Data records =
..........

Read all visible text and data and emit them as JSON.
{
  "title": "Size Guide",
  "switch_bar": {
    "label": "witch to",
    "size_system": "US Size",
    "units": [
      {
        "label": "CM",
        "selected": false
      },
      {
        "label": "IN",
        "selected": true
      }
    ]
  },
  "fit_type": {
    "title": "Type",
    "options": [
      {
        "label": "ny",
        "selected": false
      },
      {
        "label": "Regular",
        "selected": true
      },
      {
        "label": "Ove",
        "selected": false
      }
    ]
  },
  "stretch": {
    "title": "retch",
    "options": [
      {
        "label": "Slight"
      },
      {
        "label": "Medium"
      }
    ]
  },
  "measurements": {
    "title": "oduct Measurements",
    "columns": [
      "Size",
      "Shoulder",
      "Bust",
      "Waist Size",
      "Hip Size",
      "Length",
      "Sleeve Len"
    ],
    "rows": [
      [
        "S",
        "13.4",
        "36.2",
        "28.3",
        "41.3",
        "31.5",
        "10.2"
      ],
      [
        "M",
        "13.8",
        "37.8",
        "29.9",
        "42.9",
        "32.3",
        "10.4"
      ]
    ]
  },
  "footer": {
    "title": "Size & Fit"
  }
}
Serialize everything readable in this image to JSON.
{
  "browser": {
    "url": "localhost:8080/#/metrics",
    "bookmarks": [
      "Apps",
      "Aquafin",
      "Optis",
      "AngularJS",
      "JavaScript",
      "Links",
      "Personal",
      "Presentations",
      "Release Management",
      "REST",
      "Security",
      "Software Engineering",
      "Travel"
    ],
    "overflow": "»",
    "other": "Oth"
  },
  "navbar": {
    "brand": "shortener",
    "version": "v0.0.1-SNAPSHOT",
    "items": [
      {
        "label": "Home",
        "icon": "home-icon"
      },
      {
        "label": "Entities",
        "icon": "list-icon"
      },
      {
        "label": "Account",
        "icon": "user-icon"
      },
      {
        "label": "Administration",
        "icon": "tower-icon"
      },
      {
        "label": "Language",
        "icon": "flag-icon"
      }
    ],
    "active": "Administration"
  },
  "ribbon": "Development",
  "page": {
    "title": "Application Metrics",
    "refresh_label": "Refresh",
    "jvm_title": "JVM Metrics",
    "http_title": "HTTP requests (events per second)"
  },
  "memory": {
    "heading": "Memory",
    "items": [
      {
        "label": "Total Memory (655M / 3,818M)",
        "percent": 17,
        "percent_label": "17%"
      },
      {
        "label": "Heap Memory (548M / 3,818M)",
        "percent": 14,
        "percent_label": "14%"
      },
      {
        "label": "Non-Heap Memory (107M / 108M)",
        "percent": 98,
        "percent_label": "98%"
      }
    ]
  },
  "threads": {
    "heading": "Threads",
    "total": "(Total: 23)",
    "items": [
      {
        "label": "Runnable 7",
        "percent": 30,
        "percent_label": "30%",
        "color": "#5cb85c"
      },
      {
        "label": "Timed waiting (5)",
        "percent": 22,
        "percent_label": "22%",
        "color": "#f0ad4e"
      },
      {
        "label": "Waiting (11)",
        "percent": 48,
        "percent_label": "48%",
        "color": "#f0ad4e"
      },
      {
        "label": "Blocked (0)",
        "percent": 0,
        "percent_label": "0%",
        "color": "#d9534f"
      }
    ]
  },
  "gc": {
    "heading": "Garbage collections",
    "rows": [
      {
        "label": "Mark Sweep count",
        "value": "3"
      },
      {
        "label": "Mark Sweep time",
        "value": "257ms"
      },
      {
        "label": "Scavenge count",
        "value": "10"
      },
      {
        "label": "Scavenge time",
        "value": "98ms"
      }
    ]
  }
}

..........

Task prompt = Search the records for the word "icon". Copy every line that has it.

Response to the task =
        "icon": "home-icon"
        "icon": "list-icon"
        "icon": "user-icon"
        "icon": "tower-icon"
        "icon": "flag-icon"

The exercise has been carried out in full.